[Dataset entries on figures]

⁂

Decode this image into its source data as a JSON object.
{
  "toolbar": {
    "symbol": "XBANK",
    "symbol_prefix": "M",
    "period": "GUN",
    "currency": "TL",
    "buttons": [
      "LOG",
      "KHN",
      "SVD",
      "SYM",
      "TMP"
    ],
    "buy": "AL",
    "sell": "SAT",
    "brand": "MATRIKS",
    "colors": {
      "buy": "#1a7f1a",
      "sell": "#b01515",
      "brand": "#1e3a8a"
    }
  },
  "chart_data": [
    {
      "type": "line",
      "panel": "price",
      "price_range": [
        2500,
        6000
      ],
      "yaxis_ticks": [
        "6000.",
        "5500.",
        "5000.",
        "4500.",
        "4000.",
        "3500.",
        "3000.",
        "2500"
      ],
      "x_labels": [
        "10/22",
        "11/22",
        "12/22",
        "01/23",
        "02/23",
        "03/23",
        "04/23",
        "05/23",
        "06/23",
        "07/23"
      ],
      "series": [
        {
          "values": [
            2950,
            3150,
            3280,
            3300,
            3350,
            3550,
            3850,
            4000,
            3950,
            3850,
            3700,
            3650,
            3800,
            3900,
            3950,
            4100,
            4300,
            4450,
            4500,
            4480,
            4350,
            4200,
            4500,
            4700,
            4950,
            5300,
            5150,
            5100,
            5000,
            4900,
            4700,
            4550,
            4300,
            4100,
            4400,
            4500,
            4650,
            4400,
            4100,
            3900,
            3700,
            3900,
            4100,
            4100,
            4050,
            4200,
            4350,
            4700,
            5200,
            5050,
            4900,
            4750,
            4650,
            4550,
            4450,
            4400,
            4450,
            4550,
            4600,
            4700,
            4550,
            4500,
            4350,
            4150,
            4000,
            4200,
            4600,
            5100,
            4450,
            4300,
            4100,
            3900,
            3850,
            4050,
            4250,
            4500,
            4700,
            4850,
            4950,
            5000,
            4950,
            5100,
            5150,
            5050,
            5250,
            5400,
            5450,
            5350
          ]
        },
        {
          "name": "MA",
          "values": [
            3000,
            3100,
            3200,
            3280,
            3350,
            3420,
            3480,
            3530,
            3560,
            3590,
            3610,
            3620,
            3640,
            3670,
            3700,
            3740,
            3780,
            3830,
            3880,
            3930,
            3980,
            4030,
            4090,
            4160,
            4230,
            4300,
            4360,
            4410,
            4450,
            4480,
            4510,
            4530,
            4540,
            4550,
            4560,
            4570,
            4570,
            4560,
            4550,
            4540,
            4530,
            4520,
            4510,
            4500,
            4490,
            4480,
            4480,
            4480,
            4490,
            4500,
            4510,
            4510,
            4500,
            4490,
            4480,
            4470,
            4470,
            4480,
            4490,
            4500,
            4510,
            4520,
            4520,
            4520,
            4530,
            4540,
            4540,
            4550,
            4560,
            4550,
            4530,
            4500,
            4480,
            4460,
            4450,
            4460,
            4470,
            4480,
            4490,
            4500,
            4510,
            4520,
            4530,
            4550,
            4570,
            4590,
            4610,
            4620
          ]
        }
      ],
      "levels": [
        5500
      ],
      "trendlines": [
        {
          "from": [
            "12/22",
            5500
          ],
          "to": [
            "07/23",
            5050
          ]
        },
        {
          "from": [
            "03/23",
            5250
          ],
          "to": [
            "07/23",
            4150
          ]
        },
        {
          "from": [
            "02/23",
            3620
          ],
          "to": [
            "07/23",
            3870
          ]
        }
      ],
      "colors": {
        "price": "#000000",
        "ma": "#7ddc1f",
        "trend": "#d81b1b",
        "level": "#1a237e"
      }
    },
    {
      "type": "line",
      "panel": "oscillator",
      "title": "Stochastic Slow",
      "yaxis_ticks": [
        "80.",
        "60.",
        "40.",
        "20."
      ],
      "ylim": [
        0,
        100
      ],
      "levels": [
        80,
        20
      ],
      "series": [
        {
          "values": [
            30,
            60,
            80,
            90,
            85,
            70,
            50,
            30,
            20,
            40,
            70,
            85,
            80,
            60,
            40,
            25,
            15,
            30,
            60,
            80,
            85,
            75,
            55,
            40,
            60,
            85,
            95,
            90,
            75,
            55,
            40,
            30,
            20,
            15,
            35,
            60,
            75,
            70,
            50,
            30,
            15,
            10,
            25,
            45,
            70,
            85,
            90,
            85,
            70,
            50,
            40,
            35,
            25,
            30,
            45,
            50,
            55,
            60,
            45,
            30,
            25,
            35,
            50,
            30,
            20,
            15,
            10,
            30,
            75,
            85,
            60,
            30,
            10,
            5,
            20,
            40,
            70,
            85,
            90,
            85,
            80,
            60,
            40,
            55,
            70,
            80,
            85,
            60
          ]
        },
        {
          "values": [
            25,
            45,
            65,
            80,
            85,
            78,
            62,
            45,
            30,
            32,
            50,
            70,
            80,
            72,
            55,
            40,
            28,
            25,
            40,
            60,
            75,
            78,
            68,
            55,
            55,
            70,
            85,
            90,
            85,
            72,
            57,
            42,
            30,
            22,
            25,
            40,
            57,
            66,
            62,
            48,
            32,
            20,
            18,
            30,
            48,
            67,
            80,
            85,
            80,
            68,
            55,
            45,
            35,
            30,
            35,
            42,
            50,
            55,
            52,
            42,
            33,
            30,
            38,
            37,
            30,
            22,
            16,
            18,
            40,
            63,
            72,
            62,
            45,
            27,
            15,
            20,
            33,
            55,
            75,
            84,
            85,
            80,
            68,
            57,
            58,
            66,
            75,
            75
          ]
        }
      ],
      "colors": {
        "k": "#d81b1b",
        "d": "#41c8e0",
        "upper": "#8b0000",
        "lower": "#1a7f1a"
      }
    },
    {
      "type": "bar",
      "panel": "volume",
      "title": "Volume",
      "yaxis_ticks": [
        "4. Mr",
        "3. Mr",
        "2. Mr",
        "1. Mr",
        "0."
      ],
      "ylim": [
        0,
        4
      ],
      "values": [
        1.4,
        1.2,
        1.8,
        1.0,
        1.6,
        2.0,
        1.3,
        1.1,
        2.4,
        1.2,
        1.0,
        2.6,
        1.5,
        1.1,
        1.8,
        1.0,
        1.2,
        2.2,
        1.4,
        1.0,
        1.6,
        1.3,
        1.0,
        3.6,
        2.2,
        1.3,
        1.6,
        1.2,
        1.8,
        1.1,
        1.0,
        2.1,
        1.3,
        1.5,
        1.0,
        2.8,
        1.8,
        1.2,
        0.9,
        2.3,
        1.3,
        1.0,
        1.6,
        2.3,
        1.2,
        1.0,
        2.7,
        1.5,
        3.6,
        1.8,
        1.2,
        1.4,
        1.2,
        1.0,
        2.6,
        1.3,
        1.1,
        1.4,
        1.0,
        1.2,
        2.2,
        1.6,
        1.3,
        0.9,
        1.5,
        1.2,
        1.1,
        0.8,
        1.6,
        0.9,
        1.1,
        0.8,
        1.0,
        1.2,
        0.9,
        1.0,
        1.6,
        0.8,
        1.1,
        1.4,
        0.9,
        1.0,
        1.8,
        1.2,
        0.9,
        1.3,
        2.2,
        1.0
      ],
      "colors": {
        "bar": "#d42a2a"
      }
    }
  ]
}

⁂

■ **Exercise instructions**
Reproduce every line of the material above exactly.

■ **Task output**
Decode this image into its source data as a JSON object.
{
  "toolbar": {
    "symbol": "XBANK",
    "symbol_prefix": "M",
    "period": "GUN",
    "currency": "TL",
    "buttons": [
      "LOG",
      "KHN",
      "SVD",
      "SYM",
      "TMP"
    ],
    "buy": "AL",
    "sell": "SAT",
    "brand": "MATRIKS",
    "colors": {
      "buy": "#1a7f1a",
      "sell": "#b01515",
      "brand": "#1e3a8a"
    }
  },
  "chart_data": [
    {
      "type": "line",
      "panel": "price",
      "price_range": [
        2500,
        6000
      ],
      "yaxis_ticks": [
        "6000.",
        "5500.",
        "5000.",
        "4500.",
        "4000.",
        "3500.",
        "3000.",
        "2500"
      ],
      "x_labels": [
        "10/22",
        "11/22",
        "12/22",
        "01/23",
        "02/23",
        "03/23",
        "04/23",
        "05/23",
        "06/23",
        "07/23"
      ],
      "series": [
        {
          "values": [
            2950,
            3150,
            3280,
            3300,
            3350,
            3550,
            3850,
            4000,
            3950,
            3850,
            3700,
            3650,
            3800,
            3900,
            3950,
            4100,
            4300,
            4450,
            4500,
            4480,
            4350,
            4200,
            4500,
            4700,
            4950,
            5300,
            5150,
            5100,
            5000,
            4900,
            4700,
            4550,
            4300,
            4100,
            4400,
            4500,
            4650,
            4400,
            4100,
            3900,
            3700,
            3900,
            4100,
            4100,
            4050,
            4200,
            4350,
            4700,
            5200,
            5050,
            4900,
            4750,
            4650,
            4550,
            4450,
            4400,
            4450,
            4550,
            4600,
            4700,
            4550,
            4500,
            4350,
            4150,
            4000,
            4200,
            4600,
            5100,
            4450,
            4300,
            4100,
            3900,
            3850,
            4050,
            4250,
            4500,
            4700,
            4850,
            4950,
            5000,
            4950,
            5100,
            5150,
            5050,
            5250,
            5400,
            5450,
            5350
          ]
        },
        {
          "name": "MA",
          "values": [
            3000,
            3100,
            3200,
            3280,
            3350,
            3420,
            3480,
            3530,
            3560,
            3590,
            3610,
            3620,
            3640,
            3670,
            3700,
            3740,
            3780,
            3830,
            3880,
            3930,
            3980,
            4030,
            4090,
            4160,
            4230,
            4300,
            4360,
            4410,
            4450,
            4480,
            4510,
            4530,
            4540,
            4550,
            4560,
            4570,
            4570,
            4560,
            4550,
            4540,
            4530,
            4520,
            4510,
            4500,
            4490,
            4480,
            4480,
            4480,
            4490,
            4500,
            4510,
            4510,
            4500,
            4490,
            4480,
            4470,
            4470,
            4480,
            4490,
            4500,
            4510,
            4520,
            4520,
            4520,
            4530,
            4540,
            4540,
            4550,
            4560,
            4550,
            4530,
            4500,
            4480,
            4460,
            4450,
            4460,
            4470,
            4480,
            4490,
            4500,
            4510,
            4520,
            4530,
            4550,
            4570,
            4590,
            4610,
            4620
          ]
        }
      ],
      "levels": [
        5500
      ],
      "trendlines": [
        {
          "from": [
            "12/22",
            5500
          ],
          "to": [
            "07/23",
            5050
          ]
        },
        {
          "from": [
            "03/23",
            5250
          ],
          "to": [
            "07/23",
            4150
          ]
        },
        {
          "from": [
            "02/23",
            3620
          ],
          "to": [
            "07/23",
            3870
          ]
        }
      ],
      "colors": {
        "price": "#000000",
        "ma": "#7ddc1f",
        "trend": "#d81b1b",
        "level": "#1a237e"
      }
    },
    {
      "type": "line",
      "panel": "oscillator",
      "title": "Stochastic Slow",
      "yaxis_ticks": [
        "80.",
        "60.",
        "40.",
        "20."
      ],
      "ylim": [
        0,
        100
      ],
      "levels": [
        80,
        20
      ],
      "series": [
        {
          "values": [
            30,
            60,
            80,
            90,
            85,
            70,
            50,
            30,
            20,
            40,
            70,
            85,
            80,
            60,
            40,
            25,
            15,
            30,
            60,
            80,
            85,
            75,
            55,
            40,
            60,
            85,
            95,
            90,
            75,
            55,
            40,
            30,
            20,
            15,
            35,
            60,
            75,
            70,
            50,
            30,
            15,
            10,
            25,
            45,
            70,
            85,
            90,
            85,
            70,
            50,
            40,
            35,
            25,
            30,
            45,
            50,
            55,
            60,
            45,
            30,
            25,
            35,
            50,
            30,
            20,
            15,
            10,
            30,
            75,
            85,
            60,
            30,
            10,
            5,
            20,
            40,
            70,
            85,
            90,
            85,
            80,
            60,
            40,
            55,
            70,
            80,
            85,
            60
          ]
        },
        {
          "values": [
            25,
            45,
            65,
            80,
            85,
            78,
            62,
            45,
            30,
            32,
            50,
            70,
            80,
            72,
            55,
            40,
            28,
            25,
            40,
            60,
            75,
            78,
            68,
            55,
            55,
            70,
            85,
            90,
            85,
            72,
            57,
            42,
            30,
            22,
            25,
            40,
            57,
            66,
            62,
            48,
            32,
            20,
            18,
            30,
            48,
            67,
            80,
            85,
            80,
            68,
            55,
            45,
            35,
            30,
            35,
            42,
            50,
            55,
            52,
            42,
            33,
            30,
            38,
            37,
            30,
            22,
            16,
            18,
            40,
            63,
            72,
            62,
            45,
            27,
            15,
            20,
            33,
            55,
            75,
            84,
            85,
            80,
            68,
            57,
            58,
            66,
            75,
            75
          ]
        }
      ],
      "colors": {
        "k": "#d81b1b",
        "d": "#41c8e0",
        "upper": "#8b0000",
        "lower": "#1a7f1a"
      }
    },
    {
      "type": "bar",
      "panel": "volume",
      "title": "Volume",
      "yaxis_ticks": [
        "4. Mr",
        "3. Mr",
        "2. Mr",
        "1. Mr",
        "0."
      ],
      "ylim": [
        0,
        4
      ],
      "values": [
        1.4,
        1.2,
        1.8,
        1.0,
        1.6,
        2.0,
        1.3,
        1.1,
        2.4,
        1.2,
        1.0,
        2.6,
        1.5,
        1.1,
        1.8,
        1.0,
        1.2,
        2.2,
        1.4,
        1.0,
        1.6,
        1.3,
        1.0,
        3.6,
        2.2,
        1.3,
        1.6,
        1.2,
        1.8,
        1.1,
        1.0,
        2.1,
        1.3,
        1.5,
        1.0,
        2.8,
        1.8,
        1.2,
        0.9,
        2.3,
        1.3,
        1.0,
        1.6,
        2.3,
        1.2,
        1.0,
        2.7,
        1.5,
        3.6,
        1.8,
        1.2,
        1.4,
        1.2,
        1.0,
        2.6,
        1.3,
        1.1,
        1.4,
        1.0,
        1.2,
        2.2,
        1.6,
        1.3,
        0.9,
        1.5,
        1.2,
        1.1,
        0.8,
        1.6,
        0.9,
        1.1,
        0.8,
        1.0,
        1.2,
        0.9,
        1.0,
        1.6,
        0.8,
        1.1,
        1.4,
        0.9,
        1.0,
        1.8,
        1.2,
        0.9,
        1.3,
        2.2,
        1.0
      ],
      "colors": {
        "bar": "#d42a2a"
      }
    }
  ]
}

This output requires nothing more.